Images embedded in the records are excluded; print everything else exactly as given.
--- start ---
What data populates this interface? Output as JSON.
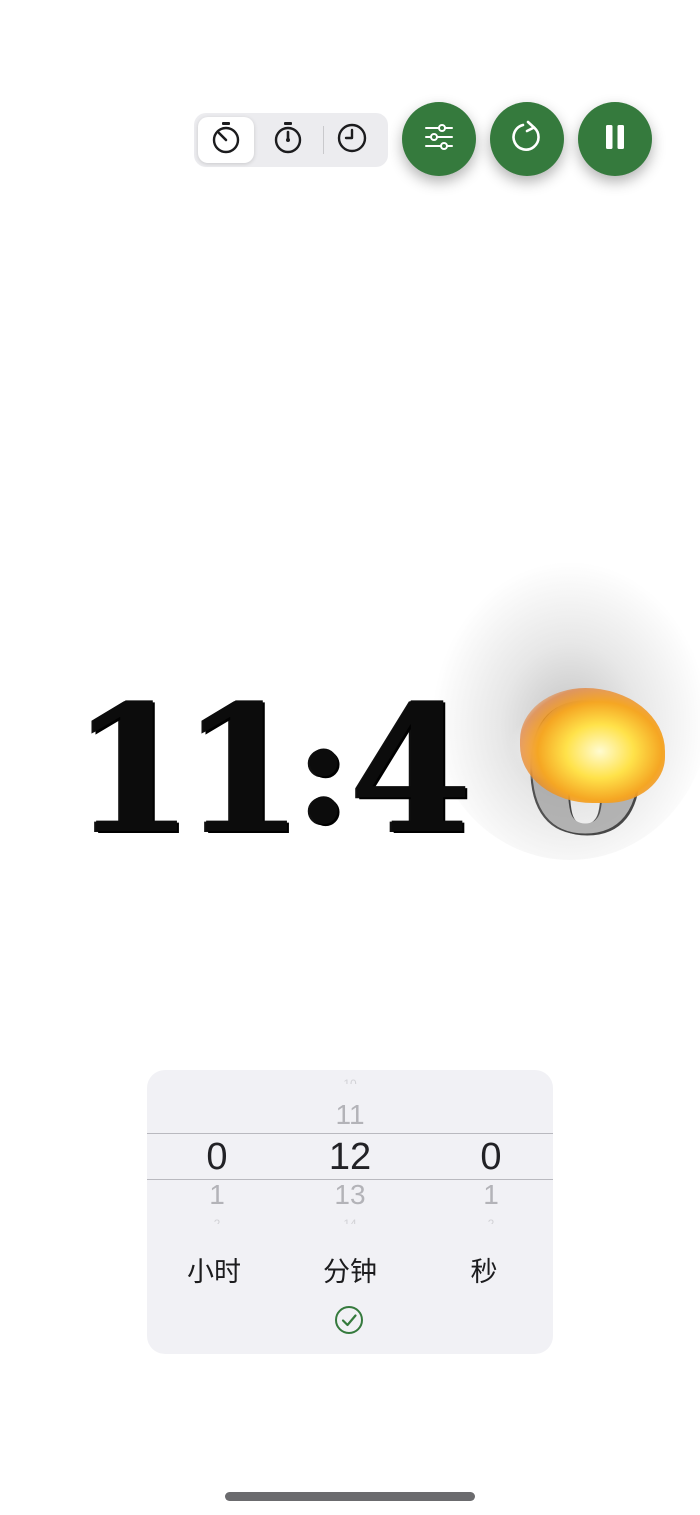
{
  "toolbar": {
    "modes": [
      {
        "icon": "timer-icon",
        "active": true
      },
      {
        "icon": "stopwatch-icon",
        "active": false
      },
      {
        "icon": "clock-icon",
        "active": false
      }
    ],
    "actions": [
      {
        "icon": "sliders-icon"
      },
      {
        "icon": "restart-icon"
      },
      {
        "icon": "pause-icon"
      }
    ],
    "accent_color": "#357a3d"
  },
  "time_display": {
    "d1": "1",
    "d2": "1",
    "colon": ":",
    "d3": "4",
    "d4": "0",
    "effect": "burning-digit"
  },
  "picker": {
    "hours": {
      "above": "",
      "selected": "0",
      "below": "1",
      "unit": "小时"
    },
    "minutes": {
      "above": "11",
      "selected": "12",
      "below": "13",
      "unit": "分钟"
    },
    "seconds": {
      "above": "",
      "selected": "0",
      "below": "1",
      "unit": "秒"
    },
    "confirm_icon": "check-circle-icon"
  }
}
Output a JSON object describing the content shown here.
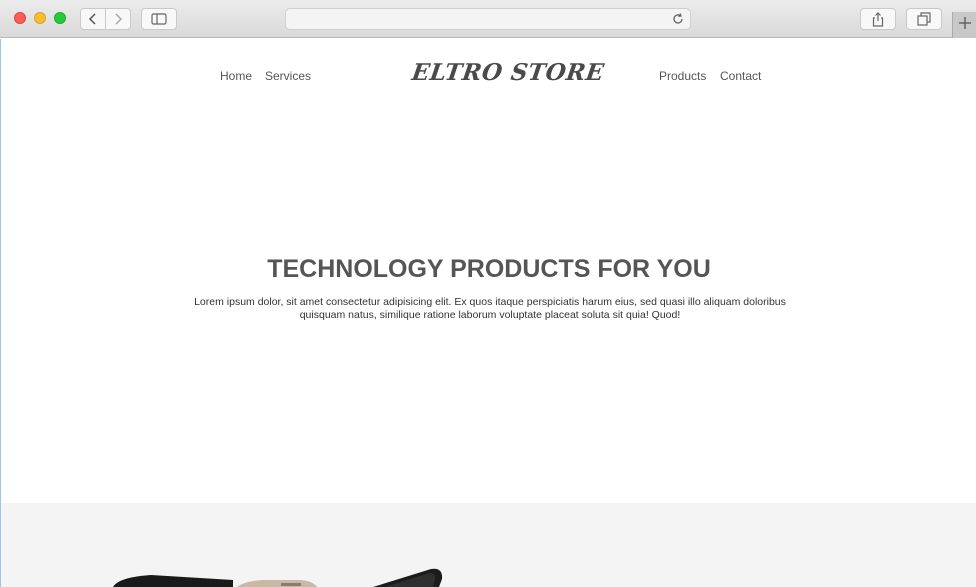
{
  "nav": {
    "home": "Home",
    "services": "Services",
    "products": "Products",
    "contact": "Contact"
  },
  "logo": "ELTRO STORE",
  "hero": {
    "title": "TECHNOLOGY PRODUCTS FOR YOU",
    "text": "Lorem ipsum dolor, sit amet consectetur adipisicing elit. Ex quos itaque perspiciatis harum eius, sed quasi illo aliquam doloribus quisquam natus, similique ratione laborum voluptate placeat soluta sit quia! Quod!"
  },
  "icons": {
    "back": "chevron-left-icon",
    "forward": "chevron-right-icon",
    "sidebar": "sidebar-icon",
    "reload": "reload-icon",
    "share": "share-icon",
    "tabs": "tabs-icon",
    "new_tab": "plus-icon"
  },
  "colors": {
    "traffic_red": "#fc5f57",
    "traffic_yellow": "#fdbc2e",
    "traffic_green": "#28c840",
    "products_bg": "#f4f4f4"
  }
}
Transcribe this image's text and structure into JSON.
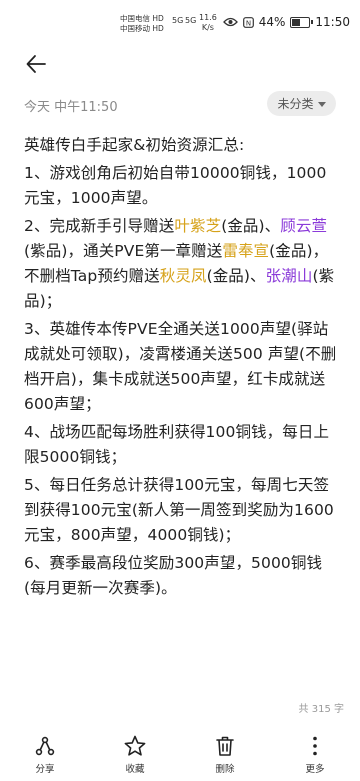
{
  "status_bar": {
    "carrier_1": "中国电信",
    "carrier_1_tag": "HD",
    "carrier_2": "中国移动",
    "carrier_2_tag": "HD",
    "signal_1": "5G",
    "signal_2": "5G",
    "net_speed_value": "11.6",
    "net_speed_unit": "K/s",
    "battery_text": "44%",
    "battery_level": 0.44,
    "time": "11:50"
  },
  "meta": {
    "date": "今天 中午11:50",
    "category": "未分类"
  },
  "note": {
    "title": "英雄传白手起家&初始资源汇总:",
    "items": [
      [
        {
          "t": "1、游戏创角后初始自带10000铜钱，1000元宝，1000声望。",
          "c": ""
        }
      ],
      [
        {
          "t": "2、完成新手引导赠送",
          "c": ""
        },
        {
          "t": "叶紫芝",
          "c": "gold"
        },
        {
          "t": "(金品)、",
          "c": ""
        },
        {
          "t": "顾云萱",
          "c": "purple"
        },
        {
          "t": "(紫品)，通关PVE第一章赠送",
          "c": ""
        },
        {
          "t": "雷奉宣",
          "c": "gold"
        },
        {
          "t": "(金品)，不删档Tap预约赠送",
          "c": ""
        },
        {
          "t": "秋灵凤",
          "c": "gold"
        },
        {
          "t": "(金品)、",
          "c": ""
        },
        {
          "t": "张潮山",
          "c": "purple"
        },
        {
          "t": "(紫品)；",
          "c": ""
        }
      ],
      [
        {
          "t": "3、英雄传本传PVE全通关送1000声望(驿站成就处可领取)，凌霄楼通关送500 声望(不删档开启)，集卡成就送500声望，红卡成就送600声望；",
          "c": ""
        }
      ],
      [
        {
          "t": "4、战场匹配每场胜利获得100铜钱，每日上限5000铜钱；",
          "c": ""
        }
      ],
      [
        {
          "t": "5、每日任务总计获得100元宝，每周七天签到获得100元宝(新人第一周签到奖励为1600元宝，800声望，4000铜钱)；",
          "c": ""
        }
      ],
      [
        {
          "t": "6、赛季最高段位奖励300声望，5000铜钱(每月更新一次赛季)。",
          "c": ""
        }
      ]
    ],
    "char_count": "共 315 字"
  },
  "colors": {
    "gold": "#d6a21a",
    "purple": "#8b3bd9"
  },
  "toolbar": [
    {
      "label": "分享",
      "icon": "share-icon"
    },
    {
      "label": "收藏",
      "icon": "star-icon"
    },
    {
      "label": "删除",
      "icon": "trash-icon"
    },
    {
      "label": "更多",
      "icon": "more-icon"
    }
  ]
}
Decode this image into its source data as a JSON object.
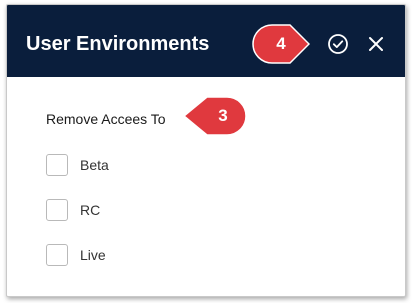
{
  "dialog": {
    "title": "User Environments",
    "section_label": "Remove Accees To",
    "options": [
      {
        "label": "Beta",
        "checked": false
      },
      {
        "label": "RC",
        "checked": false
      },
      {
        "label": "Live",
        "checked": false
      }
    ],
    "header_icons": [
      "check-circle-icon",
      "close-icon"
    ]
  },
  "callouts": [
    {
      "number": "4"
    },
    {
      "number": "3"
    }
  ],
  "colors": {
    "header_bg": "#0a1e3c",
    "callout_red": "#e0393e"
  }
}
--- end ---
◆ RESULT BELOW:
What data populates this interface? Output as JSON.
{
  "toolbar": {
    "modes": [
      {
        "icon": "timer-icon",
        "active": true
      },
      {
        "icon": "stopwatch-icon",
        "active": false
      },
      {
        "icon": "clock-icon",
        "active": false
      }
    ],
    "actions": [
      {
        "icon": "sliders-icon"
      },
      {
        "icon": "restart-icon"
      },
      {
        "icon": "pause-icon"
      }
    ],
    "accent_color": "#357a3d"
  },
  "time_display": {
    "d1": "1",
    "d2": "1",
    "colon": ":",
    "d3": "4",
    "d4": "0",
    "effect": "burning-digit"
  },
  "picker": {
    "hours": {
      "above": "",
      "selected": "0",
      "below": "1",
      "unit": "小时"
    },
    "minutes": {
      "above": "11",
      "selected": "12",
      "below": "13",
      "unit": "分钟"
    },
    "seconds": {
      "above": "",
      "selected": "0",
      "below": "1",
      "unit": "秒"
    },
    "confirm_icon": "check-circle-icon"
  }
}
Output a JSON object describing the content shown here.
{
  "nav": {
    "home": "Home",
    "services": "Services",
    "products": "Products",
    "contact": "Contact"
  },
  "logo": "ELTRO STORE",
  "hero": {
    "title": "TECHNOLOGY PRODUCTS FOR YOU",
    "text": "Lorem ipsum dolor, sit amet consectetur adipisicing elit. Ex quos itaque perspiciatis harum eius, sed quasi illo aliquam doloribus quisquam natus, similique ratione laborum voluptate placeat soluta sit quia! Quod!"
  },
  "icons": {
    "back": "chevron-left-icon",
    "forward": "chevron-right-icon",
    "sidebar": "sidebar-icon",
    "reload": "reload-icon",
    "share": "share-icon",
    "tabs": "tabs-icon",
    "new_tab": "plus-icon"
  },
  "colors": {
    "traffic_red": "#fc5f57",
    "traffic_yellow": "#fdbc2e",
    "traffic_green": "#28c840",
    "products_bg": "#f4f4f4"
  }
}
Transcribe this image's text and structure into JSON.
{
  "status_bar": {
    "carrier_1": "中国电信",
    "carrier_1_tag": "HD",
    "carrier_2": "中国移动",
    "carrier_2_tag": "HD",
    "signal_1": "5G",
    "signal_2": "5G",
    "net_speed_value": "11.6",
    "net_speed_unit": "K/s",
    "battery_text": "44%",
    "battery_level": 0.44,
    "time": "11:50"
  },
  "meta": {
    "date": "今天 中午11:50",
    "category": "未分类"
  },
  "note": {
    "title": "英雄传白手起家&初始资源汇总:",
    "items": [
      [
        {
          "t": "1、游戏创角后初始自带10000铜钱，1000元宝，1000声望。",
          "c": ""
        }
      ],
      [
        {
          "t": "2、完成新手引导赠送",
          "c": ""
        },
        {
          "t": "叶紫芝",
          "c": "gold"
        },
        {
          "t": "(金品)、",
          "c": ""
        },
        {
          "t": "顾云萱",
          "c": "purple"
        },
        {
          "t": "(紫品)，通关PVE第一章赠送",
          "c": ""
        },
        {
          "t": "雷奉宣",
          "c": "gold"
        },
        {
          "t": "(金品)，不删档Tap预约赠送",
          "c": ""
        },
        {
          "t": "秋灵凤",
          "c": "gold"
        },
        {
          "t": "(金品)、",
          "c": ""
        },
        {
          "t": "张潮山",
          "c": "purple"
        },
        {
          "t": "(紫品)；",
          "c": ""
        }
      ],
      [
        {
          "t": "3、英雄传本传PVE全通关送1000声望(驿站成就处可领取)，凌霄楼通关送500 声望(不删档开启)，集卡成就送500声望，红卡成就送600声望；",
          "c": ""
        }
      ],
      [
        {
          "t": "4、战场匹配每场胜利获得100铜钱，每日上限5000铜钱；",
          "c": ""
        }
      ],
      [
        {
          "t": "5、每日任务总计获得100元宝，每周七天签到获得100元宝(新人第一周签到奖励为1600元宝，800声望，4000铜钱)；",
          "c": ""
        }
      ],
      [
        {
          "t": "6、赛季最高段位奖励300声望，5000铜钱(每月更新一次赛季)。",
          "c": ""
        }
      ]
    ],
    "char_count": "共 315 字"
  },
  "colors": {
    "gold": "#d6a21a",
    "purple": "#8b3bd9"
  },
  "toolbar": [
    {
      "label": "分享",
      "icon": "share-icon"
    },
    {
      "label": "收藏",
      "icon": "star-icon"
    },
    {
      "label": "删除",
      "icon": "trash-icon"
    },
    {
      "label": "更多",
      "icon": "more-icon"
    }
  ]
}
Decode this image into its source data as a JSON object.
{
  "dialog": {
    "title": "User Environments",
    "section_label": "Remove Accees To",
    "options": [
      {
        "label": "Beta",
        "checked": false
      },
      {
        "label": "RC",
        "checked": false
      },
      {
        "label": "Live",
        "checked": false
      }
    ],
    "header_icons": [
      "check-circle-icon",
      "close-icon"
    ]
  },
  "callouts": [
    {
      "number": "4"
    },
    {
      "number": "3"
    }
  ],
  "colors": {
    "header_bg": "#0a1e3c",
    "callout_red": "#e0393e"
  }
}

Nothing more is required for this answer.